----- Input data
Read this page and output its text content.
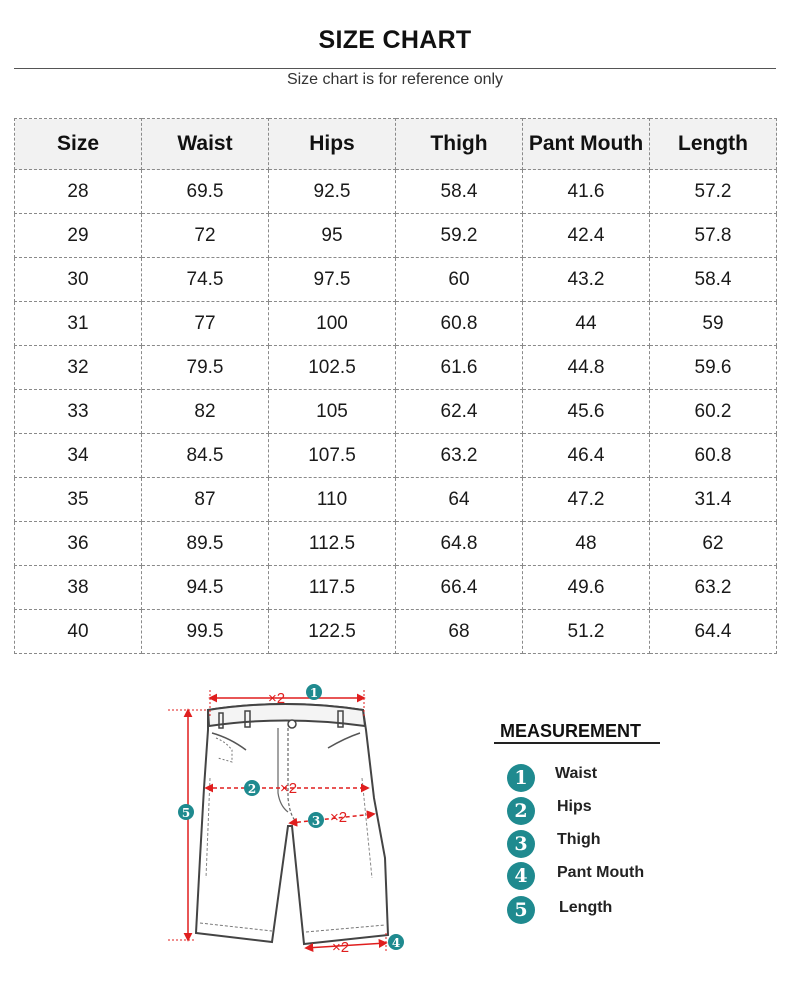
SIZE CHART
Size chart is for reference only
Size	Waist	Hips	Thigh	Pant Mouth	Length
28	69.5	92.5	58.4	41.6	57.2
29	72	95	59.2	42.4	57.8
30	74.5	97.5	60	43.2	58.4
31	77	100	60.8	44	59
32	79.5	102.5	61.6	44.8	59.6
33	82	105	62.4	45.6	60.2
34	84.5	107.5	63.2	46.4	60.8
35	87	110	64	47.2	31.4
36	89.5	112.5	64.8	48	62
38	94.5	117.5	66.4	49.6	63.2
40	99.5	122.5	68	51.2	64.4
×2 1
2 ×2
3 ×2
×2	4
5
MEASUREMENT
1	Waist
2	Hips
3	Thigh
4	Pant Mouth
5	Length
----------
----- Input data
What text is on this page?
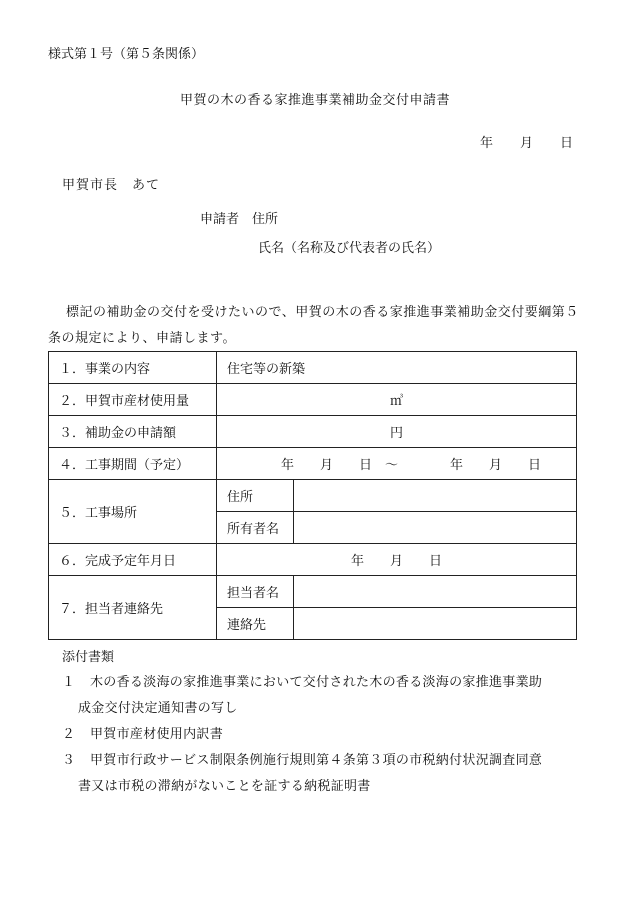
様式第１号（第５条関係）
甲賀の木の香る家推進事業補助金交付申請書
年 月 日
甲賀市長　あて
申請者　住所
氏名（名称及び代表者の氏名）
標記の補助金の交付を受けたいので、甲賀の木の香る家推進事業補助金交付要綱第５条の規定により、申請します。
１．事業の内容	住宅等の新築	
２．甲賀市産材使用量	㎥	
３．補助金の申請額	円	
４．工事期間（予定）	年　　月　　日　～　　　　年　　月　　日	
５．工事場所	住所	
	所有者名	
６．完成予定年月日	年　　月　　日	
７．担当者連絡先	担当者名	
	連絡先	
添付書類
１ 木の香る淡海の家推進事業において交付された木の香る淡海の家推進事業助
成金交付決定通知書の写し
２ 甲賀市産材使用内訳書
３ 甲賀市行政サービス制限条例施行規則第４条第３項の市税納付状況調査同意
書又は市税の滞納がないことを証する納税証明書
----------
### Task to carry out
Identify the lines that hold the word "text". Copy every one of them.

### Result
Read this page and output its text content.
What text is on this page?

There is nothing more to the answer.